* START *
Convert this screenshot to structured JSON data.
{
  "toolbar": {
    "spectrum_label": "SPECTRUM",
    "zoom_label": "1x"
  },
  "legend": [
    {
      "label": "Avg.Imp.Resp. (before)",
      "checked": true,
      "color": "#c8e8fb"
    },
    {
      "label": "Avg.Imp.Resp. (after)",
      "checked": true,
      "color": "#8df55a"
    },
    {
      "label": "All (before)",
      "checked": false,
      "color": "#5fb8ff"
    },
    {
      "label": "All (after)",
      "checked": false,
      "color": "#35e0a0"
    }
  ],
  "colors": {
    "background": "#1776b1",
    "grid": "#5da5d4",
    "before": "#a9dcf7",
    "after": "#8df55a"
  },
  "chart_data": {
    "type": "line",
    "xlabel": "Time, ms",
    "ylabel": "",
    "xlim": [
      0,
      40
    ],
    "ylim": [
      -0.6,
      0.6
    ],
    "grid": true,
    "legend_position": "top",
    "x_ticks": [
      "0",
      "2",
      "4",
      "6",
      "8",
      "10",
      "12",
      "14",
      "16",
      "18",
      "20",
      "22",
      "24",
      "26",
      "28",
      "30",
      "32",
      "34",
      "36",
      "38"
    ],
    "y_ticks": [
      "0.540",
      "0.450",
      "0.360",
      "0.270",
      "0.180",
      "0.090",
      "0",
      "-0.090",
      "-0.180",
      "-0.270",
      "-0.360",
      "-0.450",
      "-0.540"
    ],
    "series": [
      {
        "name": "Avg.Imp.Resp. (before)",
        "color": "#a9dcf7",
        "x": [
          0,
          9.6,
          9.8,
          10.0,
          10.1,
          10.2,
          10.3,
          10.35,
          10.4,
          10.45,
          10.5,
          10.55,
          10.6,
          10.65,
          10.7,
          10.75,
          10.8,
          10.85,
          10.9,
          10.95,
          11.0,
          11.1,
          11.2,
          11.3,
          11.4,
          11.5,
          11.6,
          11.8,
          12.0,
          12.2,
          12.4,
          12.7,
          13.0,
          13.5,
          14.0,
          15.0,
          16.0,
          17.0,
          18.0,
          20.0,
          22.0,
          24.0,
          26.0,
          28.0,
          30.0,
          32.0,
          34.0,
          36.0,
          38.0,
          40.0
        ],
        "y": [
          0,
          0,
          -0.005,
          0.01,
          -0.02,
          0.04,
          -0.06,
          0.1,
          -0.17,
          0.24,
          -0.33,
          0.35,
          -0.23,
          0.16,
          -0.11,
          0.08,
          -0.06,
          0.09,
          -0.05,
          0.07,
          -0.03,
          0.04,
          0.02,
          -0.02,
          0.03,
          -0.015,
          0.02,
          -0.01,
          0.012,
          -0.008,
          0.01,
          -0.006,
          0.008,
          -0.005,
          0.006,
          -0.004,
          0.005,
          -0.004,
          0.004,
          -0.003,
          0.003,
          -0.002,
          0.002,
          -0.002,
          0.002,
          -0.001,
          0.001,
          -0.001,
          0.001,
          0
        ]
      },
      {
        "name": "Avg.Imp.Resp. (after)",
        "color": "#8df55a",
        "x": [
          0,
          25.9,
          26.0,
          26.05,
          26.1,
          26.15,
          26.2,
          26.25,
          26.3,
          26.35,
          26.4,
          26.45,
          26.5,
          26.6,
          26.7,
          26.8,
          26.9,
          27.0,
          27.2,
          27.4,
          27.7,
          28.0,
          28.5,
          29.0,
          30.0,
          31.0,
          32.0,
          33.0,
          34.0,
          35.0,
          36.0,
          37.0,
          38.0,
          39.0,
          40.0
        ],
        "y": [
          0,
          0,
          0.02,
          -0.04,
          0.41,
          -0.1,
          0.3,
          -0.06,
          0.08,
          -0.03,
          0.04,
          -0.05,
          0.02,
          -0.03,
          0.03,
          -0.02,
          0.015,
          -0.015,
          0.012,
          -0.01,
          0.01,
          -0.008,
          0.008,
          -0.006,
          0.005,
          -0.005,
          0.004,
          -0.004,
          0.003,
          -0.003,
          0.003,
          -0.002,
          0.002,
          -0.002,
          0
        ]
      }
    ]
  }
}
* END *
* _What is needed_: Write out all the entries exactly.

* _The output_:
Convert this screenshot to structured JSON data.
{
  "toolbar": {
    "spectrum_label": "SPECTRUM",
    "zoom_label": "1x"
  },
  "legend": [
    {
      "label": "Avg.Imp.Resp. (before)",
      "checked": true,
      "color": "#c8e8fb"
    },
    {
      "label": "Avg.Imp.Resp. (after)",
      "checked": true,
      "color": "#8df55a"
    },
    {
      "label": "All (before)",
      "checked": false,
      "color": "#5fb8ff"
    },
    {
      "label": "All (after)",
      "checked": false,
      "color": "#35e0a0"
    }
  ],
  "colors": {
    "background": "#1776b1",
    "grid": "#5da5d4",
    "before": "#a9dcf7",
    "after": "#8df55a"
  },
  "chart_data": {
    "type": "line",
    "xlabel": "Time, ms",
    "ylabel": "",
    "xlim": [
      0,
      40
    ],
    "ylim": [
      -0.6,
      0.6
    ],
    "grid": true,
    "legend_position": "top",
    "x_ticks": [
      "0",
      "2",
      "4",
      "6",
      "8",
      "10",
      "12",
      "14",
      "16",
      "18",
      "20",
      "22",
      "24",
      "26",
      "28",
      "30",
      "32",
      "34",
      "36",
      "38"
    ],
    "y_ticks": [
      "0.540",
      "0.450",
      "0.360",
      "0.270",
      "0.180",
      "0.090",
      "0",
      "-0.090",
      "-0.180",
      "-0.270",
      "-0.360",
      "-0.450",
      "-0.540"
    ],
    "series": [
      {
        "name": "Avg.Imp.Resp. (before)",
        "color": "#a9dcf7",
        "x": [
          0,
          9.6,
          9.8,
          10.0,
          10.1,
          10.2,
          10.3,
          10.35,
          10.4,
          10.45,
          10.5,
          10.55,
          10.6,
          10.65,
          10.7,
          10.75,
          10.8,
          10.85,
          10.9,
          10.95,
          11.0,
          11.1,
          11.2,
          11.3,
          11.4,
          11.5,
          11.6,
          11.8,
          12.0,
          12.2,
          12.4,
          12.7,
          13.0,
          13.5,
          14.0,
          15.0,
          16.0,
          17.0,
          18.0,
          20.0,
          22.0,
          24.0,
          26.0,
          28.0,
          30.0,
          32.0,
          34.0,
          36.0,
          38.0,
          40.0
        ],
        "y": [
          0,
          0,
          -0.005,
          0.01,
          -0.02,
          0.04,
          -0.06,
          0.1,
          -0.17,
          0.24,
          -0.33,
          0.35,
          -0.23,
          0.16,
          -0.11,
          0.08,
          -0.06,
          0.09,
          -0.05,
          0.07,
          -0.03,
          0.04,
          0.02,
          -0.02,
          0.03,
          -0.015,
          0.02,
          -0.01,
          0.012,
          -0.008,
          0.01,
          -0.006,
          0.008,
          -0.005,
          0.006,
          -0.004,
          0.005,
          -0.004,
          0.004,
          -0.003,
          0.003,
          -0.002,
          0.002,
          -0.002,
          0.002,
          -0.001,
          0.001,
          -0.001,
          0.001,
          0
        ]
      },
      {
        "name": "Avg.Imp.Resp. (after)",
        "color": "#8df55a",
        "x": [
          0,
          25.9,
          26.0,
          26.05,
          26.1,
          26.15,
          26.2,
          26.25,
          26.3,
          26.35,
          26.4,
          26.45,
          26.5,
          26.6,
          26.7,
          26.8,
          26.9,
          27.0,
          27.2,
          27.4,
          27.7,
          28.0,
          28.5,
          29.0,
          30.0,
          31.0,
          32.0,
          33.0,
          34.0,
          35.0,
          36.0,
          37.0,
          38.0,
          39.0,
          40.0
        ],
        "y": [
          0,
          0,
          0.02,
          -0.04,
          0.41,
          -0.1,
          0.3,
          -0.06,
          0.08,
          -0.03,
          0.04,
          -0.05,
          0.02,
          -0.03,
          0.03,
          -0.02,
          0.015,
          -0.015,
          0.012,
          -0.01,
          0.01,
          -0.008,
          0.008,
          -0.006,
          0.005,
          -0.005,
          0.004,
          -0.004,
          0.003,
          -0.003,
          0.003,
          -0.002,
          0.002,
          -0.002,
          0
        ]
      }
    ]
  }
}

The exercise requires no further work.